TEXT FOR ANALYSIS:
I'm having an issue with each new release PMP is pushing out of the machine-wide Teams application. Obviously this isn't coming as an 'update' but as an application.  Unfortunately what I've just realised is that its detection method is way off and if it targets a PC with an older release, it says it's installed without actually doing anything.  I've had this issue when deploying manually in the past and had to completely edit how the detection methods work and set up supersedence. The PMP release does none of this..

Surely I'm not the first to come against this and wondered what workarounds people were using to negate this?

Adam Cook (Patch My PC)

Hey Bezzoh,

We have this documented on our known issues page.

Patch My PC utilizes the Machine-Wide installer for Microsoft Teams. The Machine-Wide installer uses the same MSI Product Code for all versions. This causes multiple issues concerning updates to the product as well as detection of new versions. Microsoft does not recommend updating the Teams MSI once installed (Microsoft Docs)

bezzoh

Completely get that this is a shocker of an application to maintain. The MS recommendation is a million miles away from my own thoughts, in an estate of thousands of computers it's just really not manageable, especially in a shared environment with multiple users on computers in an average day (Schools.)  So.. what I've found is that the auto-update for individual user profile isn't always reliable so I have set my own powershell to compare the exe versus that in the program files(x86) folder and force an update that way.  As my program files dir isn't up to date however, thats where the problems lie. Can't update it... without having a perfectly lined up supersedence path in SCCM, so I'm just wondering if anyone else has come up with a more innovative idea than what I'm thinking now, which is just overwriting the program files Teams folder periodically via Group Policy files...

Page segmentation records
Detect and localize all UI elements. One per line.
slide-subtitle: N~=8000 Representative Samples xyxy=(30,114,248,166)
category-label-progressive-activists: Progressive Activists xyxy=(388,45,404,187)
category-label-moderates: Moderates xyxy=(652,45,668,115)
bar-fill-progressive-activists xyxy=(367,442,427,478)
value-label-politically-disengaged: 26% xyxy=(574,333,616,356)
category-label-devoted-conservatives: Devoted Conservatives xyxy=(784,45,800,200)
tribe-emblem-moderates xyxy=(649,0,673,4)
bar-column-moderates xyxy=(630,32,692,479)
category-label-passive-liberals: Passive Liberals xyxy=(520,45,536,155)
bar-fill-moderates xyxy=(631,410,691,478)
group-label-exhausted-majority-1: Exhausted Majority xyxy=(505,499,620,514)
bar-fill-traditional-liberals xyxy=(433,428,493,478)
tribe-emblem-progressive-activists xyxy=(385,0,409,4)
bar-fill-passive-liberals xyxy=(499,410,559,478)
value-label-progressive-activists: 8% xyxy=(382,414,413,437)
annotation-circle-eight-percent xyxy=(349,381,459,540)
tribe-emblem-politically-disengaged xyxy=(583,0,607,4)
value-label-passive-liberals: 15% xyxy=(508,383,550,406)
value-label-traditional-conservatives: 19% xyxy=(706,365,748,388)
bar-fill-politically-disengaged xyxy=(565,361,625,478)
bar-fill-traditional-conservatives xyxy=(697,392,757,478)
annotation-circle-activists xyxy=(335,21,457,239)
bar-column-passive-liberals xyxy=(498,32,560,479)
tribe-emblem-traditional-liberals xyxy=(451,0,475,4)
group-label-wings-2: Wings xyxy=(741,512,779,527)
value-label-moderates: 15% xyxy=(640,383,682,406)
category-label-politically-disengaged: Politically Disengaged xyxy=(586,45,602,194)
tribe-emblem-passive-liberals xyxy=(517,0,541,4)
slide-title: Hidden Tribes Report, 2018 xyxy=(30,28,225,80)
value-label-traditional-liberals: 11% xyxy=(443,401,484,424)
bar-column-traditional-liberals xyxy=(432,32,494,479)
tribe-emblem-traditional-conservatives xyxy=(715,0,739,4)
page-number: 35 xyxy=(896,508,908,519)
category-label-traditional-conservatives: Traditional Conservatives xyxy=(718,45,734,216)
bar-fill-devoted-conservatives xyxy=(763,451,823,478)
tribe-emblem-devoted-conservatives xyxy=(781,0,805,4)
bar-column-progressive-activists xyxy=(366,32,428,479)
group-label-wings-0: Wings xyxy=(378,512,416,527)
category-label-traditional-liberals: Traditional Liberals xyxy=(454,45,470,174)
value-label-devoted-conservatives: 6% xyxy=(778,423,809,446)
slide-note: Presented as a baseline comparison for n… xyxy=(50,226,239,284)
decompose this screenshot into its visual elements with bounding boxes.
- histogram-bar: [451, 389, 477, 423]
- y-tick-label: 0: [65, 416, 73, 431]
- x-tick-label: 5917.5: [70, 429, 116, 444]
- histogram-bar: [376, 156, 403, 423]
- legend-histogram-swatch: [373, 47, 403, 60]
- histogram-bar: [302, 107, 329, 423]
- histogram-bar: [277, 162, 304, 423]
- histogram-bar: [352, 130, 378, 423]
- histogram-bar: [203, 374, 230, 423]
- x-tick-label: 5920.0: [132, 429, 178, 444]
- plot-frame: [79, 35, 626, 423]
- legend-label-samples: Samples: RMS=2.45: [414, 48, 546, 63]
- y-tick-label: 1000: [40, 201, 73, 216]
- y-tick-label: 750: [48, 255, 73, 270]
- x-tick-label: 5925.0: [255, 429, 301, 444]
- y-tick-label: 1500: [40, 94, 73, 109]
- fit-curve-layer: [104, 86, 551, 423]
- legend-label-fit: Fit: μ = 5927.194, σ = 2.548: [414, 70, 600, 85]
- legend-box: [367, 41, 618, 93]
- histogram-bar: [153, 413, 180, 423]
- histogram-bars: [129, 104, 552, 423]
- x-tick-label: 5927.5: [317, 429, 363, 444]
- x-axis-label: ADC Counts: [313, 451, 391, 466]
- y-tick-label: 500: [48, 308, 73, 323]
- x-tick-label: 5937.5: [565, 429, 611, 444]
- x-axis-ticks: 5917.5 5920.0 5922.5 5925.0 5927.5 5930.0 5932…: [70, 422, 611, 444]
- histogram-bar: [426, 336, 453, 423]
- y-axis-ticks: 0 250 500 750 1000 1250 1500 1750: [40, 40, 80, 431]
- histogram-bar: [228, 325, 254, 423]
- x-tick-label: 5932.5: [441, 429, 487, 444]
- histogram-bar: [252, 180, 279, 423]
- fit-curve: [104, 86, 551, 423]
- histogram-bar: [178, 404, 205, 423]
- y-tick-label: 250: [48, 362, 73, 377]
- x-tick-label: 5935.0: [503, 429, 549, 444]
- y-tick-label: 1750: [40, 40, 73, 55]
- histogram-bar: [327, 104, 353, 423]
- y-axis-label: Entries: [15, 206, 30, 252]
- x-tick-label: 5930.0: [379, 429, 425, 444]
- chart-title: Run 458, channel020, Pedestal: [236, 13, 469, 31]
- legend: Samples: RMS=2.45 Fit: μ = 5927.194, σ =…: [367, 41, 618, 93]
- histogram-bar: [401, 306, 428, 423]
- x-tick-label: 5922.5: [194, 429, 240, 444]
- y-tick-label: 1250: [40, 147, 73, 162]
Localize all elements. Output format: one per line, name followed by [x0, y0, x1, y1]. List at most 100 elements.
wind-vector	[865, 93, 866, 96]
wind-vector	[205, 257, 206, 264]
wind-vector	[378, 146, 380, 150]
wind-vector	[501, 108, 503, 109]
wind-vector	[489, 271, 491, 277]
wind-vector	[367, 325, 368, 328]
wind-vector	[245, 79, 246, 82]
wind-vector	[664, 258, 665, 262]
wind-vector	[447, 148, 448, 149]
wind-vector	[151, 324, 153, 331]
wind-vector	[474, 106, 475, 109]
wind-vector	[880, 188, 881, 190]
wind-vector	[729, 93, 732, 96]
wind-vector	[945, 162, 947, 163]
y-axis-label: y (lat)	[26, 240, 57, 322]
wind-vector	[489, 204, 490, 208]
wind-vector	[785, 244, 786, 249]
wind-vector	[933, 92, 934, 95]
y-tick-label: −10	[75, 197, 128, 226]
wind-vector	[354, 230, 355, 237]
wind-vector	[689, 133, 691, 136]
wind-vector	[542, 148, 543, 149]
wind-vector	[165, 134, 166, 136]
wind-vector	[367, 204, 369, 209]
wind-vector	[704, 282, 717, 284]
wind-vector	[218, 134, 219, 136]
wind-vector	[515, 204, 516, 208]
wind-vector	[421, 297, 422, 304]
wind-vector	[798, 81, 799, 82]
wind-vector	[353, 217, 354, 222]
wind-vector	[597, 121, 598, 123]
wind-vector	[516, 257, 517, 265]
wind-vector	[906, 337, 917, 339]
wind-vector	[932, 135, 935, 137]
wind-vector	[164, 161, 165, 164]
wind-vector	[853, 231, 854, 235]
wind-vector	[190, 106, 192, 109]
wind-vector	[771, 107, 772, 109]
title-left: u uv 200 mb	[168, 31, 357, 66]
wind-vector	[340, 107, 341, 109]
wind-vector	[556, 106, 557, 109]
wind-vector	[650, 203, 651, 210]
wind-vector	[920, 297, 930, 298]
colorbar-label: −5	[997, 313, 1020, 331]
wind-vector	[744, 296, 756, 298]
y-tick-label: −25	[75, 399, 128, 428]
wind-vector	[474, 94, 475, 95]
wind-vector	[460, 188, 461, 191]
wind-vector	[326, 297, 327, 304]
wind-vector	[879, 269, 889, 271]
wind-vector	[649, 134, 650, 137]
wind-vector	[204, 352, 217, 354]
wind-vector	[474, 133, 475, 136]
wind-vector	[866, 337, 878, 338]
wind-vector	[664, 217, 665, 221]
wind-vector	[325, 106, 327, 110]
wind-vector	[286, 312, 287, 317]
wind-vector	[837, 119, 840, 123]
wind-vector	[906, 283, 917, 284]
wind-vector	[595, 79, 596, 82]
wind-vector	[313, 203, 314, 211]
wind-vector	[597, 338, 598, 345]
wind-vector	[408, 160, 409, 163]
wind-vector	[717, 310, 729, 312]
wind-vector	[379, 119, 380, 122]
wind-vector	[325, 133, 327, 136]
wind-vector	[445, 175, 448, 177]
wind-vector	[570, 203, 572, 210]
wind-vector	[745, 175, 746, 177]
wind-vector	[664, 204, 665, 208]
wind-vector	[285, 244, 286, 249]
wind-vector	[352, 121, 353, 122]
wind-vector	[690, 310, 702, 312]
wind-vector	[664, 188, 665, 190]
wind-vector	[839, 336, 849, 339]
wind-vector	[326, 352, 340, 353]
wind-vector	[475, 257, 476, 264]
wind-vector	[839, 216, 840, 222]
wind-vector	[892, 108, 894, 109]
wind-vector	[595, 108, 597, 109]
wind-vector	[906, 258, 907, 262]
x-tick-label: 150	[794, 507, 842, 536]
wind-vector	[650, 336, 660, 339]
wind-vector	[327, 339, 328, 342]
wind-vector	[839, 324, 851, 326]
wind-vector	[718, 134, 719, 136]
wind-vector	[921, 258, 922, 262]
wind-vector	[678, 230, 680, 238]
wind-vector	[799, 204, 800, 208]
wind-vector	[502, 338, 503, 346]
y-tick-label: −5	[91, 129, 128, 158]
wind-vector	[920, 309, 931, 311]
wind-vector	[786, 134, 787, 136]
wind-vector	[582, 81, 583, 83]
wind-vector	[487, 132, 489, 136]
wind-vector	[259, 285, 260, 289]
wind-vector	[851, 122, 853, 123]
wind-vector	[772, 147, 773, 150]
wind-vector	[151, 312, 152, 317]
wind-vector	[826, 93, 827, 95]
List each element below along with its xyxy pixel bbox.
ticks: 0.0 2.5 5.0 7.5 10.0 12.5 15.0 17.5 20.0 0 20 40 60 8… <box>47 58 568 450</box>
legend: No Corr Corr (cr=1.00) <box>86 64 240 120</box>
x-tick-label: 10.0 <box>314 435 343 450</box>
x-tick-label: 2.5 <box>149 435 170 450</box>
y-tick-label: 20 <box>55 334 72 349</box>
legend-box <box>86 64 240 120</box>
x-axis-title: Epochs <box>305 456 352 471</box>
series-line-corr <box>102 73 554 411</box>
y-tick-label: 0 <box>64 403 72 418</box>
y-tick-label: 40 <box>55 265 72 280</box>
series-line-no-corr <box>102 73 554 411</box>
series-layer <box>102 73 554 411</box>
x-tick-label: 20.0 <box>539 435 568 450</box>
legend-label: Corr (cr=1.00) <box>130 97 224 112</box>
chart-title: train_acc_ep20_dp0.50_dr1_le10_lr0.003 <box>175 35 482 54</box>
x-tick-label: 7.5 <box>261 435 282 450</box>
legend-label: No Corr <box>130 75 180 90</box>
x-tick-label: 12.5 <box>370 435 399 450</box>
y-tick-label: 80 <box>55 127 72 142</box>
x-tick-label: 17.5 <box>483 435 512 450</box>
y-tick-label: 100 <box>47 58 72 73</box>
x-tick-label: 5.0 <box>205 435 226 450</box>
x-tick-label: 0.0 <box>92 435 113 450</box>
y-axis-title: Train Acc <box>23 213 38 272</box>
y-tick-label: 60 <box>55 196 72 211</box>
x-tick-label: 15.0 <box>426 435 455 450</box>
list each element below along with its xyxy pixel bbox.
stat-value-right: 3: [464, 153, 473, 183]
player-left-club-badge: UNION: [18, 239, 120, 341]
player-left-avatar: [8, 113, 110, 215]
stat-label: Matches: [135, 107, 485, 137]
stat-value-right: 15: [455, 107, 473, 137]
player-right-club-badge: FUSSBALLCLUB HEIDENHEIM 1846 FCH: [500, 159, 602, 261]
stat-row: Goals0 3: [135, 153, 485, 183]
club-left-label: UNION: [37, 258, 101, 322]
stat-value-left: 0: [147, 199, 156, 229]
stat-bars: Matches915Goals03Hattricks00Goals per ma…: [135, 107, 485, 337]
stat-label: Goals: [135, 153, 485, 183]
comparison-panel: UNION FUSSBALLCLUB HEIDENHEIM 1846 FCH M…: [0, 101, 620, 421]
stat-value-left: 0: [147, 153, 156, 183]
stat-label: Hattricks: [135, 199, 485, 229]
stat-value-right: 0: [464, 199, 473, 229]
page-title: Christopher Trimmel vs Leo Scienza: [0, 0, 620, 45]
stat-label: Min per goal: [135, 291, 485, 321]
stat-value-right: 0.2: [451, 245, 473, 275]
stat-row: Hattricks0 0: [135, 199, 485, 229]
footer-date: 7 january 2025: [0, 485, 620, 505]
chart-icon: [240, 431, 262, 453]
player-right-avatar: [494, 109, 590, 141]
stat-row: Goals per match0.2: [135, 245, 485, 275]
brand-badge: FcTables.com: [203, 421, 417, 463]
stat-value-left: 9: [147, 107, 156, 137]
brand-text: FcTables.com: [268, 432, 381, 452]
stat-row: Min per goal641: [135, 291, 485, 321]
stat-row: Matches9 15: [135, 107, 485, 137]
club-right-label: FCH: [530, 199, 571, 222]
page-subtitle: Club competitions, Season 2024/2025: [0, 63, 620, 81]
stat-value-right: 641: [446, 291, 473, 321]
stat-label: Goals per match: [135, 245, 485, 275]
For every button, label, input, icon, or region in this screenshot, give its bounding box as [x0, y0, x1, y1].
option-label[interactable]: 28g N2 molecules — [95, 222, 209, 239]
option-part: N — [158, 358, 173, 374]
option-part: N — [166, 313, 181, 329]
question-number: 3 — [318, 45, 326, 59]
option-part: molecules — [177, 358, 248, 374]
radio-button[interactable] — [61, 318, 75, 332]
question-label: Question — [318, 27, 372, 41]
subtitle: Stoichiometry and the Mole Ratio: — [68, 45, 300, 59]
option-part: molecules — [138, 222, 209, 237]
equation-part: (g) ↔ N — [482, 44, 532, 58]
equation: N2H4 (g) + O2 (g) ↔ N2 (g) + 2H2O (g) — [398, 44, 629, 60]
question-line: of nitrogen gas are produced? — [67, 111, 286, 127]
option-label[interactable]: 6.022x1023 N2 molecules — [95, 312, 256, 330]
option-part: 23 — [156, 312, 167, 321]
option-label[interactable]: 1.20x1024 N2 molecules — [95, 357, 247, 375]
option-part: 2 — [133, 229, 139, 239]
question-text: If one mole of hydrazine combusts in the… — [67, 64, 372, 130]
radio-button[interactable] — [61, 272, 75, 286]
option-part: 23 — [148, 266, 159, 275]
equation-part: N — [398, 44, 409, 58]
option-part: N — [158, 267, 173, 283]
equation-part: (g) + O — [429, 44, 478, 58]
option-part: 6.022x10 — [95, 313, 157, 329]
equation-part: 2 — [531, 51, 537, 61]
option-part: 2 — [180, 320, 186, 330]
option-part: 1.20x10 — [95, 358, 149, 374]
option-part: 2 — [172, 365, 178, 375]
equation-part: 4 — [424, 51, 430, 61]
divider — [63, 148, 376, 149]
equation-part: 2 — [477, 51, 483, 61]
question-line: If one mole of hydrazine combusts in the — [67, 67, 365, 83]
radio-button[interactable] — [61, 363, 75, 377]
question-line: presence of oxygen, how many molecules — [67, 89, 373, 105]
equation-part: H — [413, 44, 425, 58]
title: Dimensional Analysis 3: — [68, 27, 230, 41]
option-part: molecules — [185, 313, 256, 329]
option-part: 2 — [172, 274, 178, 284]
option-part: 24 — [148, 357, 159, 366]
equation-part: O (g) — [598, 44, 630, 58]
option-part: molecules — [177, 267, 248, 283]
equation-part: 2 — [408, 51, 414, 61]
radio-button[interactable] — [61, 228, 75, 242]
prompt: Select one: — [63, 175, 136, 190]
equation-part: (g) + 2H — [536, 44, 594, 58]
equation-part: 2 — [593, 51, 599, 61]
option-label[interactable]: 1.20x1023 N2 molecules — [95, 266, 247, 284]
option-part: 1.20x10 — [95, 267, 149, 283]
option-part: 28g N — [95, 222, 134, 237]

YOUR INSTRUCTIONS:
Extend the forum thread above about deploying the machine-wide Teams installer, starting after its final post.

RESULT OF THE EXERCISE:
Adam Cook (Patch My PC)

Your post did spark a conversation internally about supporting MSI detection to look at DisplayName and DisplayVersion, and not just the product code.

Today, if a product in our catalogue is an .msi, we default to always looking for the product code.

Since the Teams installer product code doesn't change, this is largely the reason I believe we don't support it as an update.

However, hopefully if can we add support for MSIs to check DisplayVersion, then we might be able to better support this product as an update. I know a couple of installers in our catalogue behave like Microsoft Teams.

Unfortunately I can not provide an ETA or even if we will do this.

I agree with your sentiment, though, that Microsoft recommendations are sometimes a million miles away from reality. This I think is one of them. Beyond the installer using the same product code, I can't think of any reason why anybody _wouldn't_ or _shouldn't_ patch the system-wide install of it.

I think I've seen instances before where if the Teams client is so old, it won't start. I think if it's so old, it can't update either due to the same check. A real chicken and egg problem. I'm not sure if this is a problem in the latest versions, maybe they fixed it, but I've definitely seen it before. Maybe a year ago.